───── Provided records

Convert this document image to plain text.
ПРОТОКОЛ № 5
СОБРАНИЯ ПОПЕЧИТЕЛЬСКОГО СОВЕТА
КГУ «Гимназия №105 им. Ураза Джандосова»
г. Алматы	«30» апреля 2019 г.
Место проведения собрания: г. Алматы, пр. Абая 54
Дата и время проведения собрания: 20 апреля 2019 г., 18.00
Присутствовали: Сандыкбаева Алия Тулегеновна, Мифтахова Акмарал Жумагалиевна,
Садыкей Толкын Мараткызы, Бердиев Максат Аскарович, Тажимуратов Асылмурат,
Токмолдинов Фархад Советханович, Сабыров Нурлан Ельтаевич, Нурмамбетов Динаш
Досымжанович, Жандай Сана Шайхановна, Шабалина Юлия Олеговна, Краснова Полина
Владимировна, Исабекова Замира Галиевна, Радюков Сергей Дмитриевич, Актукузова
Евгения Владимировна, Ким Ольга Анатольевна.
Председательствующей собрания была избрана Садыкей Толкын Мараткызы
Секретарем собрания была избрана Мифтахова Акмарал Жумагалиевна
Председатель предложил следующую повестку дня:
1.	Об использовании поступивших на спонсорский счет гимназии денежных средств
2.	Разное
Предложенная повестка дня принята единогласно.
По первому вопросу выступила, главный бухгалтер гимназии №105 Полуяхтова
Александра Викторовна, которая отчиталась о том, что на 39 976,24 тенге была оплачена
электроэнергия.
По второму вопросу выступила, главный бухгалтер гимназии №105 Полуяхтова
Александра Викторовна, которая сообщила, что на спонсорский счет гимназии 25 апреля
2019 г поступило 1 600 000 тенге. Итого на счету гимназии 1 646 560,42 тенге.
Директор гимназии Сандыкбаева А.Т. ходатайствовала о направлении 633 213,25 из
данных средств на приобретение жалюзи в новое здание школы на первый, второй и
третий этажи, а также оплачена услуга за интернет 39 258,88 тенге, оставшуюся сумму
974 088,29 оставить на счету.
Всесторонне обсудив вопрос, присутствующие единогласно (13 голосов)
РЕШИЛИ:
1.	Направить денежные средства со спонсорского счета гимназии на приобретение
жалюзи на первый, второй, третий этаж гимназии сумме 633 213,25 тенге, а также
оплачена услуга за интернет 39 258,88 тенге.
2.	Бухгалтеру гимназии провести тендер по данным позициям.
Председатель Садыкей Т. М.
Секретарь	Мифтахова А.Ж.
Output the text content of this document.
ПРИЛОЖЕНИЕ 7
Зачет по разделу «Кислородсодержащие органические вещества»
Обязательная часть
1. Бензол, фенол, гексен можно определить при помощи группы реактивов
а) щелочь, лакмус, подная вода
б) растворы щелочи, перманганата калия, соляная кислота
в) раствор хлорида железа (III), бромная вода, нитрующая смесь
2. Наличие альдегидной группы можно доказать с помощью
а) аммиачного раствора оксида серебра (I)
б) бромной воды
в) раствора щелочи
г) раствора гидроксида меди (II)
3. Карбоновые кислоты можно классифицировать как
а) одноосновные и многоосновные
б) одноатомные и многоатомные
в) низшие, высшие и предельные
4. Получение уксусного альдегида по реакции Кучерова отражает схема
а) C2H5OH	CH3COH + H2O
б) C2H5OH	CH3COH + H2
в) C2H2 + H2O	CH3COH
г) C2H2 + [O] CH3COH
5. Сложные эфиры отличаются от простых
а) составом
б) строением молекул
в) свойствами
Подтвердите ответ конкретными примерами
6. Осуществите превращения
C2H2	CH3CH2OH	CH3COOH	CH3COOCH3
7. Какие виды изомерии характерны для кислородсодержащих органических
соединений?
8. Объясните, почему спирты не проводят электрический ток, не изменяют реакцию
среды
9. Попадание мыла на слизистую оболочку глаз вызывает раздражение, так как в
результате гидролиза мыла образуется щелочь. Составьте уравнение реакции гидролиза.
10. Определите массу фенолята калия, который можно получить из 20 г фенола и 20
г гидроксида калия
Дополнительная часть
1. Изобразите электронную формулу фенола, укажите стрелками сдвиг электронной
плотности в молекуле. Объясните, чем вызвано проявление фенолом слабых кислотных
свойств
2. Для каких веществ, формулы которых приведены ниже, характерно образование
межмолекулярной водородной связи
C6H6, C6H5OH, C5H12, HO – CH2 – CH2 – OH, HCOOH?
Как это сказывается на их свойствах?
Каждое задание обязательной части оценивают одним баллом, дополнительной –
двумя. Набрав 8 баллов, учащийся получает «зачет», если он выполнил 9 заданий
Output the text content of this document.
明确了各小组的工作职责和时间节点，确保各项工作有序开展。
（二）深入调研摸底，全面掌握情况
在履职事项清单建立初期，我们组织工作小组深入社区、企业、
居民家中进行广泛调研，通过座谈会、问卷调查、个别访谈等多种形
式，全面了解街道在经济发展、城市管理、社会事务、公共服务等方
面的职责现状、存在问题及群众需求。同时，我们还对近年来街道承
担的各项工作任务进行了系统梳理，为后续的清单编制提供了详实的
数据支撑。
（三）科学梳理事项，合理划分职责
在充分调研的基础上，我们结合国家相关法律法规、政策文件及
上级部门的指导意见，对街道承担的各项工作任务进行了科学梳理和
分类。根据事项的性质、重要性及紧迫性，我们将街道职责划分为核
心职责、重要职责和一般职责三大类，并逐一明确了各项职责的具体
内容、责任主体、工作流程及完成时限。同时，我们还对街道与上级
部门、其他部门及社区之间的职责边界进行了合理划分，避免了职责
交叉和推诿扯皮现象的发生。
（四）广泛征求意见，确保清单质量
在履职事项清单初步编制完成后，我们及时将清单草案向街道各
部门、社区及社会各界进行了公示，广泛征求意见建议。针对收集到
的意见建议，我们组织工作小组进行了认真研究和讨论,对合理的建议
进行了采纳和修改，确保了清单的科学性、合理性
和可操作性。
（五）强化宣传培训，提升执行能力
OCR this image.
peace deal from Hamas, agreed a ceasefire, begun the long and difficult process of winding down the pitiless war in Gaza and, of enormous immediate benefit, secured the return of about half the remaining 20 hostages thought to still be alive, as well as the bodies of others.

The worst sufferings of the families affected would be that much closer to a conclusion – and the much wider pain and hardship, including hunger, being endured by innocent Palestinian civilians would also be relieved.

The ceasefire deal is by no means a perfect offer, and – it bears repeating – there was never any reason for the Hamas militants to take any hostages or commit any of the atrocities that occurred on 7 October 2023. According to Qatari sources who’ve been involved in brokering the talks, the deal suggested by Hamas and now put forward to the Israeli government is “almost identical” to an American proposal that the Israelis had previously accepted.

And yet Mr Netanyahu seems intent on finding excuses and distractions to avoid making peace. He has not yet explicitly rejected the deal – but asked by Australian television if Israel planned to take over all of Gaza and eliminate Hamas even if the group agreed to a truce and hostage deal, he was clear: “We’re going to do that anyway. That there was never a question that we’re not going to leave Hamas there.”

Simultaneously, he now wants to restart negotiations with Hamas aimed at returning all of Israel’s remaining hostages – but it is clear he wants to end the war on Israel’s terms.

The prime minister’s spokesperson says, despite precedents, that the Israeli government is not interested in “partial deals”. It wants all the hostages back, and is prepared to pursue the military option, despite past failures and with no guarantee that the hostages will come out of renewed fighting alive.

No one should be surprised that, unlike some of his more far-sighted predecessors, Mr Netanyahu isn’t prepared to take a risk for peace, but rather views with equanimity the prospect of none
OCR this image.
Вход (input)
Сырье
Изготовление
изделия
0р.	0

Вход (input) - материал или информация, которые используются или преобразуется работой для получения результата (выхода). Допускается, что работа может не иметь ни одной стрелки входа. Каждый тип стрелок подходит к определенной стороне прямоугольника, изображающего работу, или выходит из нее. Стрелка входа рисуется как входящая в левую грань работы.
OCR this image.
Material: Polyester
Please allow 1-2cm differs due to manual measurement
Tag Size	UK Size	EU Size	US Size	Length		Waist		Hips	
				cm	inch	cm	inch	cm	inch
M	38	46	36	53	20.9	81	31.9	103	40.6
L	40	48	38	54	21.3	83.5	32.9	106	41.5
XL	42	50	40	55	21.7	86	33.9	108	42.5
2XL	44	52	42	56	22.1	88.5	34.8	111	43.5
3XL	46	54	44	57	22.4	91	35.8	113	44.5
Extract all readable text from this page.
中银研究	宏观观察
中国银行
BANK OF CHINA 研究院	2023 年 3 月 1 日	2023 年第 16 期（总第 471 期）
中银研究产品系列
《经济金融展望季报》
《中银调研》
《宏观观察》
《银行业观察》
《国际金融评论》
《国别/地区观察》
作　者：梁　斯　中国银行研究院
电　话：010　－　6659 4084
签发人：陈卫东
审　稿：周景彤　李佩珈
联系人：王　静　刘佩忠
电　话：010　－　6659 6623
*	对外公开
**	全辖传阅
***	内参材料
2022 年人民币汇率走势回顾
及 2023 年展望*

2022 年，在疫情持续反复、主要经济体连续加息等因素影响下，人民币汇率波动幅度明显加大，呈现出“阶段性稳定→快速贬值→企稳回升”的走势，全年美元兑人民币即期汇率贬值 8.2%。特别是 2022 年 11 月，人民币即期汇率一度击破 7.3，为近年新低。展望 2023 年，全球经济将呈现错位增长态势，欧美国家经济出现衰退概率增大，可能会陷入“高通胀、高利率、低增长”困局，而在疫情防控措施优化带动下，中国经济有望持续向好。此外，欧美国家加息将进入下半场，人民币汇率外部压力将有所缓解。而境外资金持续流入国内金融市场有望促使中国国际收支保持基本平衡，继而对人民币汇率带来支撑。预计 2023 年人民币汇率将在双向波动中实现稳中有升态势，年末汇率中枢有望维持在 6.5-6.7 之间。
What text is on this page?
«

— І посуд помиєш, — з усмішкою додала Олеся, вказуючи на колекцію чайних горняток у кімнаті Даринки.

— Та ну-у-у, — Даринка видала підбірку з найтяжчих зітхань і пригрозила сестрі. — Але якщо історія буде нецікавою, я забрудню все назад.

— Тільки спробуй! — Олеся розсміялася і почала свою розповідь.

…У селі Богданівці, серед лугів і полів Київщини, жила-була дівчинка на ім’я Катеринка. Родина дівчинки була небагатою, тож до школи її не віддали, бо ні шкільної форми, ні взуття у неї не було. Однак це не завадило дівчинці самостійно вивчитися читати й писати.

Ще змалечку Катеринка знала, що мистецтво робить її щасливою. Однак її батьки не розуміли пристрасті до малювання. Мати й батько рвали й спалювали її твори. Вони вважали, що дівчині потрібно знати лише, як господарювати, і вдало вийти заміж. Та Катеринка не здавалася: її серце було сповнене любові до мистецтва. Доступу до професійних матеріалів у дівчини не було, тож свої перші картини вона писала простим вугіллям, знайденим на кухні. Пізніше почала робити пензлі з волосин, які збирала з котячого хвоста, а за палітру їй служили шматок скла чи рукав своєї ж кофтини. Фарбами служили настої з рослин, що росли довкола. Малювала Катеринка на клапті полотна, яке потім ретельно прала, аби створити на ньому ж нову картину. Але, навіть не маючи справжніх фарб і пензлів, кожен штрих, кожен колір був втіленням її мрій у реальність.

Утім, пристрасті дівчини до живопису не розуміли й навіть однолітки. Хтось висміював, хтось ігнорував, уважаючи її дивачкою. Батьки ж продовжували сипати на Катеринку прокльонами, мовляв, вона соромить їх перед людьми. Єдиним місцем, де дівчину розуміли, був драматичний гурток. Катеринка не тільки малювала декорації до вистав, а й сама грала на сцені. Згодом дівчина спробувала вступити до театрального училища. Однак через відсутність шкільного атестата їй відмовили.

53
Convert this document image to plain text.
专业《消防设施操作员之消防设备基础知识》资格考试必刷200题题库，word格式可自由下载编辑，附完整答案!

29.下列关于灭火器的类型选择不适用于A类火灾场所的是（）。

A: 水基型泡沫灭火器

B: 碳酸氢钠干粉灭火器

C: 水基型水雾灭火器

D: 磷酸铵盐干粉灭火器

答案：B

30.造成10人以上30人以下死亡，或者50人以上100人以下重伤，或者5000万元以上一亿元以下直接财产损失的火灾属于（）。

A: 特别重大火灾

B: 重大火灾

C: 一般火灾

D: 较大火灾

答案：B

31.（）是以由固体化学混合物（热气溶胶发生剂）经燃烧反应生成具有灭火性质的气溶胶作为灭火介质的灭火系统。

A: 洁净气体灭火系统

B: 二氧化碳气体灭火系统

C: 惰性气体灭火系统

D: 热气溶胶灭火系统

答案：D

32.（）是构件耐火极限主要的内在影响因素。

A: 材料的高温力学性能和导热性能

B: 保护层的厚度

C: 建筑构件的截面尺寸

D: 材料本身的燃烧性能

──────────

Copy every line from the records above that contains the word "Александра".

Александра Викторовна, которая отчиталась о том, что на 39 976,24 тенге была оплачена
Александра Викторовна, которая сообщила, что на спонсорский счет гимназии 25 апреля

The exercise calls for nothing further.